• [Work item]:
Copy out all lines in the material below that contain the string "Dauch".

**** Study material ****

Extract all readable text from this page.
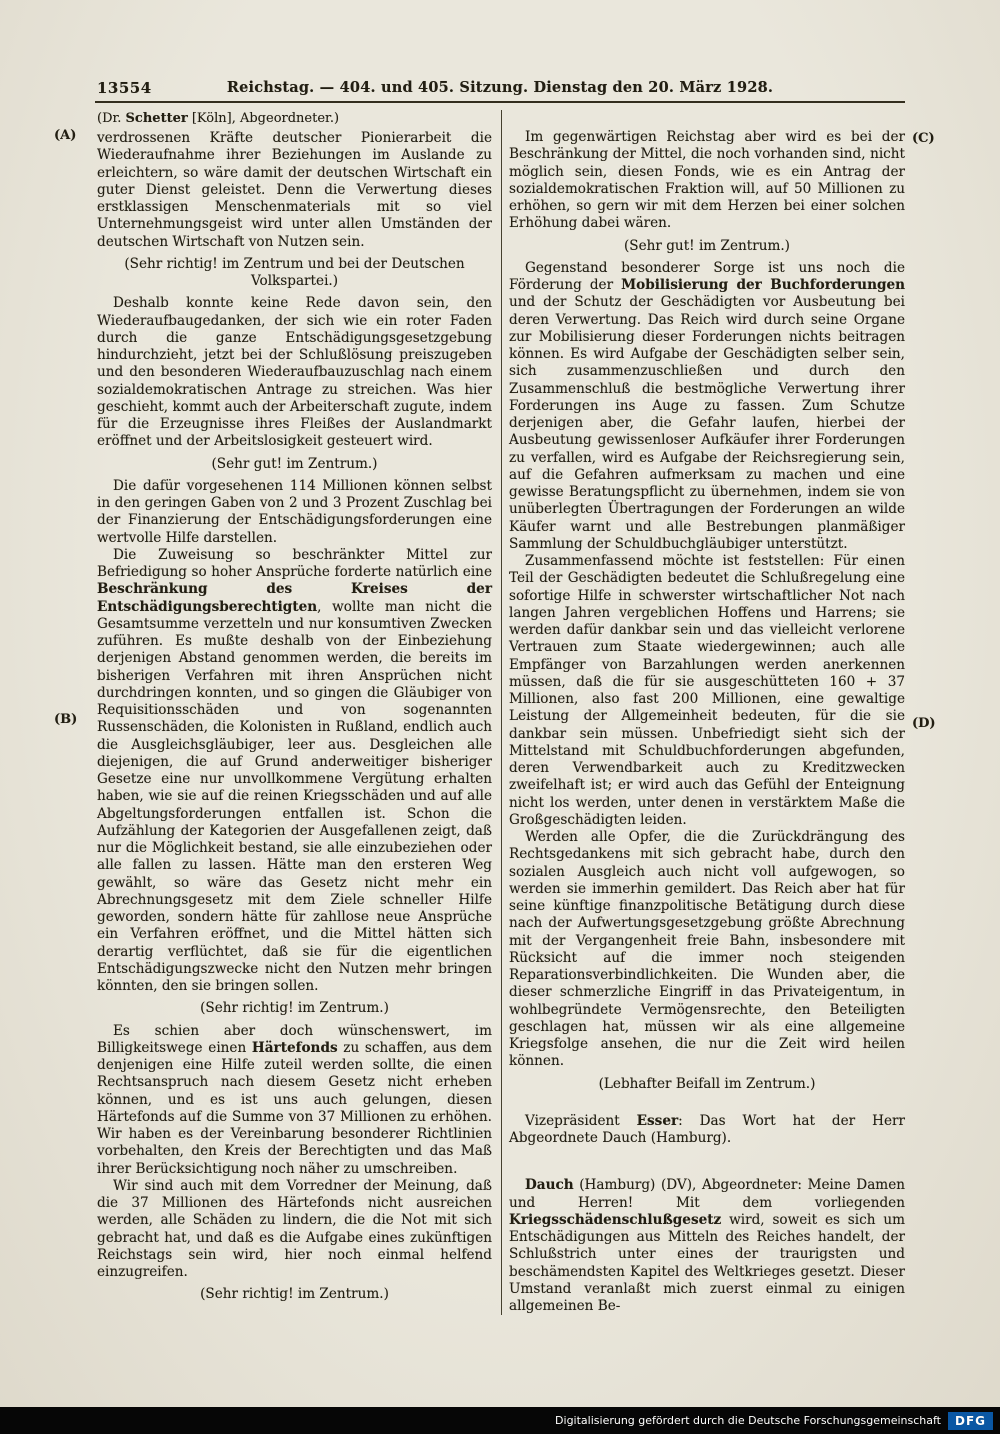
13554	Reichstag. — 404. und 405. Sitzung. Dienstag den 20. März 1928.
(A)
(B)
(C)
(D)
(Dr. Schetter [Köln], Abgeordneter.)

verdrossenen Kräfte deutscher Pionierarbeit die Wiederaufnahme ihrer Beziehungen im Auslande zu erleichtern, so wäre damit der deutschen Wirtschaft ein guter Dienst geleistet. Denn die Verwertung dieses erstklassigen Menschenmaterials mit so viel Unternehmungsgeist wird unter allen Umständen der deutschen Wirtschaft von Nutzen sein.

(Sehr richtig! im Zentrum und bei der Deutschen Volkspartei.)

Deshalb konnte keine Rede davon sein, den Wiederaufbaugedanken, der sich wie ein roter Faden durch die ganze Entschädigungsgesetzgebung hindurchzieht, jetzt bei der Schlußlösung preiszugeben und den besonderen Wiederaufbauzuschlag nach einem sozialdemokratischen Antrage zu streichen. Was hier geschieht, kommt auch der Arbeiterschaft zugute, indem für die Erzeugnisse ihres Fleißes der Auslandmarkt eröffnet und der Arbeitslosigkeit gesteuert wird.

(Sehr gut! im Zentrum.)

Die dafür vorgesehenen 114 Millionen können selbst in den geringen Gaben von 2 und 3 Prozent Zuschlag bei der Finanzierung der Entschädigungsforderungen eine wertvolle Hilfe darstellen.

Die Zuweisung so beschränkter Mittel zur Befriedigung so hoher Ansprüche forderte natürlich eine Beschränkung des Kreises der Entschädigungsberechtigten, wollte man nicht die Gesamtsumme verzetteln und nur konsumtiven Zwecken zuführen. Es mußte deshalb von der Einbeziehung derjenigen Abstand genommen werden, die bereits im bisherigen Verfahren mit ihren Ansprüchen nicht durchdringen konnten, und so gingen die Gläubiger von Requisitionsschäden und von sogenannten Russenschäden, die Kolonisten in Rußland, endlich auch die Ausgleichsgläubiger, leer aus. Desgleichen alle diejenigen, die auf Grund anderweitiger bisheriger Gesetze eine nur unvollkommene Vergütung erhalten haben, wie sie auf die reinen Kriegsschäden und auf alle Abgeltungsforderungen entfallen ist. Schon die Aufzählung der Kategorien der Ausgefallenen zeigt, daß nur die Möglichkeit bestand, sie alle einzubeziehen oder alle fallen zu lassen. Hätte man den ersteren Weg gewählt, so wäre das Gesetz nicht mehr ein Abrechnungsgesetz mit dem Ziele schneller Hilfe geworden, sondern hätte für zahllose neue Ansprüche ein Verfahren eröffnet, und die Mittel hätten sich derartig verflüchtet, daß sie für die eigentlichen Entschädigungszwecke nicht den Nutzen mehr bringen könnten, den sie bringen sollen.

(Sehr richtig! im Zentrum.)

Es schien aber doch wünschenswert, im Billigkeitswege einen Härtefonds zu schaffen, aus dem denjenigen eine Hilfe zuteil werden sollte, die einen Rechtsanspruch nach diesem Gesetz nicht erheben können, und es ist uns auch gelungen, diesen Härtefonds auf die Summe von 37 Millionen zu erhöhen. Wir haben es der Vereinbarung besonderer Richtlinien vorbehalten, den Kreis der Berechtigten und das Maß ihrer Berücksichtigung noch näher zu umschreiben.

Wir sind auch mit dem Vorredner der Meinung, daß die 37 Millionen des Härtefonds nicht ausreichen werden, alle Schäden zu lindern, die die Not mit sich gebracht hat, und daß es die Aufgabe eines zukünftigen Reichstags sein wird, hier noch einmal helfend einzugreifen.

(Sehr richtig! im Zentrum.)

Im gegenwärtigen Reichstag aber wird es bei der Beschränkung der Mittel, die noch vorhanden sind, nicht möglich sein, diesen Fonds, wie es ein Antrag der sozialdemokratischen Fraktion will, auf 50 Millionen zu erhöhen, so gern wir mit dem Herzen bei einer solchen Erhöhung dabei wären.

(Sehr gut! im Zentrum.)

Gegenstand besonderer Sorge ist uns noch die Förderung der Mobilisierung der Buchforderungen und der Schutz der Geschädigten vor Ausbeutung bei deren Verwertung. Das Reich wird durch seine Organe zur Mobilisierung dieser Forderungen nichts beitragen können. Es wird Aufgabe der Geschädigten selber sein, sich zusammenzuschließen und durch den Zusammenschluß die bestmögliche Verwertung ihrer Forderungen ins Auge zu fassen. Zum Schutze derjenigen aber, die Gefahr laufen, hierbei der Ausbeutung gewissenloser Aufkäufer ihrer Forderungen zu verfallen, wird es Aufgabe der Reichsregierung sein, auf die Gefahren aufmerksam zu machen und eine gewisse Beratungspflicht zu übernehmen, indem sie von unüberlegten Übertragungen der Forderungen an wilde Käufer warnt und alle Bestrebungen planmäßiger Sammlung der Schuldbuchgläubiger unterstützt.

Zusammenfassend möchte ist feststellen: Für einen Teil der Geschädigten bedeutet die Schlußregelung eine sofortige Hilfe in schwerster wirtschaftlicher Not nach langen Jahren vergeblichen Hoffens und Harrens; sie werden dafür dankbar sein und das vielleicht verlorene Vertrauen zum Staate wiedergewinnen; auch alle Empfänger von Barzahlungen werden anerkennen müssen, daß die für sie ausgeschütteten 160 + 37 Millionen, also fast 200 Millionen, eine gewaltige Leistung der Allgemeinheit bedeuten, für die sie dankbar sein müssen. Unbefriedigt sieht sich der Mittelstand mit Schuldbuchforderungen abgefunden, deren Verwendbarkeit auch zu Kreditzwecken zweifelhaft ist; er wird auch das Gefühl der Enteignung nicht los werden, unter denen in verstärktem Maße die Großgeschädigten leiden.

Werden alle Opfer, die die Zurückdrängung des Rechtsgedankens mit sich gebracht habe, durch den sozialen Ausgleich auch nicht voll aufgewogen, so werden sie immerhin gemildert. Das Reich aber hat für seine künftige finanzpolitische Betätigung durch diese nach der Aufwertungsgesetzgebung größte Abrechnung mit der Vergangenheit freie Bahn, insbesondere mit Rücksicht auf die immer noch steigenden Reparationsverbindlichkeiten. Die Wunden aber, die dieser schmerzliche Eingriff in das Privateigentum, in wohlbegründete Vermögensrechte, den Beteiligten geschlagen hat, müssen wir als eine allgemeine Kriegsfolge ansehen, die nur die Zeit wird heilen können.

(Lebhafter Beifall im Zentrum.)

Vizepräsident Esser: Das Wort hat der Herr Abgeordnete Dauch (Hamburg).

Dauch (Hamburg) (DV), Abgeordneter: Meine Damen und Herren! Mit dem vorliegenden Kriegsschädenschlußgesetz wird, soweit es sich um Entschädigungen aus Mitteln des Reiches handelt, der Schlußstrich unter eines der traurigsten und beschämendsten Kapitel des Weltkrieges gesetzt. Dieser Umstand veranlaßt mich zuerst einmal zu einigen allgemeinen Be-

Digitalisierung gefördert durch die Deutsche Forschungsgemeinschaft	DFG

****

• [Written response]:
Vizepräsident Esser: Das Wort hat der Herr Abgeordnete Dauch (Hamburg).
Dauch (Hamburg) (DV), Abgeordneter: Meine Damen und Herren! Mit dem vorliegenden Kriegsschädenschlußgesetz wird, soweit es sich um Entschädigungen aus Mitteln des Reiches handelt, der Schlußstrich unter eines der traurigsten und beschämendsten Kapitel des Weltkrieges gesetzt. Dieser Umstand veranlaßt mich zuerst einmal zu einigen allgemeinen Be-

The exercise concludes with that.